| EXERCISE DETAILS |
Type out every line below exactly as it reads.
═══ EXTRACTED ENTRIES
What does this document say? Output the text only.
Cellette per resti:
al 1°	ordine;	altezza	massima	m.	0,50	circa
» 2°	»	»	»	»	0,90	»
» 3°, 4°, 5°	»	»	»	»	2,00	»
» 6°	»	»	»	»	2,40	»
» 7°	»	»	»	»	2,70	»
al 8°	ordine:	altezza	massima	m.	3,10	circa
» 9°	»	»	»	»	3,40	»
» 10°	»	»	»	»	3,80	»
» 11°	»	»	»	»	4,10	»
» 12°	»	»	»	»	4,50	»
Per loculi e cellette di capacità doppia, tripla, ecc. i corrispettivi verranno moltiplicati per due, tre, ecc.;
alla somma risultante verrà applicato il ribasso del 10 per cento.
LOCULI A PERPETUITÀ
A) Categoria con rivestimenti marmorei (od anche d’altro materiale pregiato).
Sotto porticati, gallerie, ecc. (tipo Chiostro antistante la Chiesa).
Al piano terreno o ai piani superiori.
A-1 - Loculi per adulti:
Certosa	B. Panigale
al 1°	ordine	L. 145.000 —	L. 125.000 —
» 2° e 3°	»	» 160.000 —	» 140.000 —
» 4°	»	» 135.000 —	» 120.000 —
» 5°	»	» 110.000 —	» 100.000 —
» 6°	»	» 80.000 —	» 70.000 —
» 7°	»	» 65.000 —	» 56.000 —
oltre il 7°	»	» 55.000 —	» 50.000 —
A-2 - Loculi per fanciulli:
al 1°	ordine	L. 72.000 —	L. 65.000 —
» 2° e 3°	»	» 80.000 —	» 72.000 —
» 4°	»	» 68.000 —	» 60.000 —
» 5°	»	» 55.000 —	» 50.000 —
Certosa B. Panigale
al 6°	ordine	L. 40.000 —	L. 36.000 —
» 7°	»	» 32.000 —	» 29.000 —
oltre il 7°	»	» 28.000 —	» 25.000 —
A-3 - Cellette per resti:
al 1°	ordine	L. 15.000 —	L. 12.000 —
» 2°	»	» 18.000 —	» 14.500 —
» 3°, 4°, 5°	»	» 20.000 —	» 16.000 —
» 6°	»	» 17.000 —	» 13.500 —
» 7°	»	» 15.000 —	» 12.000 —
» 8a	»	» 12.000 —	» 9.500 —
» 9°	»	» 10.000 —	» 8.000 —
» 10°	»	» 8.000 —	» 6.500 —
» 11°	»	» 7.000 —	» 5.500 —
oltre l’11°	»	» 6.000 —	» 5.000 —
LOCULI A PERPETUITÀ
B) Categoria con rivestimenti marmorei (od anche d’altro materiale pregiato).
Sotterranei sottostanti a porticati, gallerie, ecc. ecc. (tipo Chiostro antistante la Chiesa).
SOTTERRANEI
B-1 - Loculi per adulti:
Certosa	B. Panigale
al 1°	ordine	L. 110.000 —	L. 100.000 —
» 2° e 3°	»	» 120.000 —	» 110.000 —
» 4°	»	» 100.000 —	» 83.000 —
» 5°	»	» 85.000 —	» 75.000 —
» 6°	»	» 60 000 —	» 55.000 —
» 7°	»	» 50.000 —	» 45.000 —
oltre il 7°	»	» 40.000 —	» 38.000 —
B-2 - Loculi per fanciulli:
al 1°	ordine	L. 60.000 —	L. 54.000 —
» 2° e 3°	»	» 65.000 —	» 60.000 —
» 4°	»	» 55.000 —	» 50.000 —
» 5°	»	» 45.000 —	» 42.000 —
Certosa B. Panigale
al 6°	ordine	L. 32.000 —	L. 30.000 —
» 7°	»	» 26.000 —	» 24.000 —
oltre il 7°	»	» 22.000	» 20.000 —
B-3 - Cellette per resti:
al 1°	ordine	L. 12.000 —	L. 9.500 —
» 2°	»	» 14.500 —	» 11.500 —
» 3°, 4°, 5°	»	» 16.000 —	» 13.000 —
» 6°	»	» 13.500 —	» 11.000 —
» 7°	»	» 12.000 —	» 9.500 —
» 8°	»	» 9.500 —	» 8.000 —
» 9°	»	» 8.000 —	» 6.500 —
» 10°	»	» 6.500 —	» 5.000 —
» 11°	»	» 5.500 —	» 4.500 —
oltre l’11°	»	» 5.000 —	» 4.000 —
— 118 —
══════
| TASK RESULT |
What does this document say? Output the text only.
Cellette per resti:
al 1°	ordine;	altezza	massima	m.	0,50	circa
» 2°	»	»	»	»	0,90	»
» 3°, 4°, 5°	»	»	»	»	2,00	»
» 6°	»	»	»	»	2,40	»
» 7°	»	»	»	»	2,70	»
al 8°	ordine:	altezza	massima	m.	3,10	circa
» 9°	»	»	»	»	3,40	»
» 10°	»	»	»	»	3,80	»
» 11°	»	»	»	»	4,10	»
» 12°	»	»	»	»	4,50	»
Per loculi e cellette di capacità doppia, tripla, ecc. i corrispettivi verranno moltiplicati per due, tre, ecc.;
alla somma risultante verrà applicato il ribasso del 10 per cento.
LOCULI A PERPETUITÀ
A) Categoria con rivestimenti marmorei (od anche d’altro materiale pregiato).
Sotto porticati, gallerie, ecc. (tipo Chiostro antistante la Chiesa).
Al piano terreno o ai piani superiori.
A-1 - Loculi per adulti:
Certosa	B. Panigale
al 1°	ordine	L. 145.000 —	L. 125.000 —
» 2° e 3°	»	» 160.000 —	» 140.000 —
» 4°	»	» 135.000 —	» 120.000 —
» 5°	»	» 110.000 —	» 100.000 —
» 6°	»	» 80.000 —	» 70.000 —
» 7°	»	» 65.000 —	» 56.000 —
oltre il 7°	»	» 55.000 —	» 50.000 —
A-2 - Loculi per fanciulli:
al 1°	ordine	L. 72.000 —	L. 65.000 —
» 2° e 3°	»	» 80.000 —	» 72.000 —
» 4°	»	» 68.000 —	» 60.000 —
» 5°	»	» 55.000 —	» 50.000 —
Certosa B. Panigale
al 6°	ordine	L. 40.000 —	L. 36.000 —
» 7°	»	» 32.000 —	» 29.000 —
oltre il 7°	»	» 28.000 —	» 25.000 —
A-3 - Cellette per resti:
al 1°	ordine	L. 15.000 —	L. 12.000 —
» 2°	»	» 18.000 —	» 14.500 —
» 3°, 4°, 5°	»	» 20.000 —	» 16.000 —
» 6°	»	» 17.000 —	» 13.500 —
» 7°	»	» 15.000 —	» 12.000 —
» 8a	»	» 12.000 —	» 9.500 —
» 9°	»	» 10.000 —	» 8.000 —
» 10°	»	» 8.000 —	» 6.500 —
» 11°	»	» 7.000 —	» 5.500 —
oltre l’11°	»	» 6.000 —	» 5.000 —
LOCULI A PERPETUITÀ
B) Categoria con rivestimenti marmorei (od anche d’altro materiale pregiato).
Sotterranei sottostanti a porticati, gallerie, ecc. ecc. (tipo Chiostro antistante la Chiesa).
SOTTERRANEI
B-1 - Loculi per adulti:
Certosa	B. Panigale
al 1°	ordine	L. 110.000 —	L. 100.000 —
» 2° e 3°	»	» 120.000 —	» 110.000 —
» 4°	»	» 100.000 —	» 83.000 —
» 5°	»	» 85.000 —	» 75.000 —
» 6°	»	» 60 000 —	» 55.000 —
» 7°	»	» 50.000 —	» 45.000 —
oltre il 7°	»	» 40.000 —	» 38.000 —
B-2 - Loculi per fanciulli:
al 1°	ordine	L. 60.000 —	L. 54.000 —
» 2° e 3°	»	» 65.000 —	» 60.000 —
» 4°	»	» 55.000 —	» 50.000 —
» 5°	»	» 45.000 —	» 42.000 —
Certosa B. Panigale
al 6°	ordine	L. 32.000 —	L. 30.000 —
» 7°	»	» 26.000 —	» 24.000 —
oltre il 7°	»	» 22.000	» 20.000 —
B-3 - Cellette per resti:
al 1°	ordine	L. 12.000 —	L. 9.500 —
» 2°	»	» 14.500 —	» 11.500 —
» 3°, 4°, 5°	»	» 16.000 —	» 13.000 —
» 6°	»	» 13.500 —	» 11.000 —
» 7°	»	» 12.000 —	» 9.500 —
» 8°	»	» 9.500 —	» 8.000 —
» 9°	»	» 8.000 —	» 6.500 —
» 10°	»	» 6.500 —	» 5.000 —
» 11°	»	» 5.500 —	» 4.500 —
oltre l’11°	»	» 5.000 —	» 4.000 —
— 118 —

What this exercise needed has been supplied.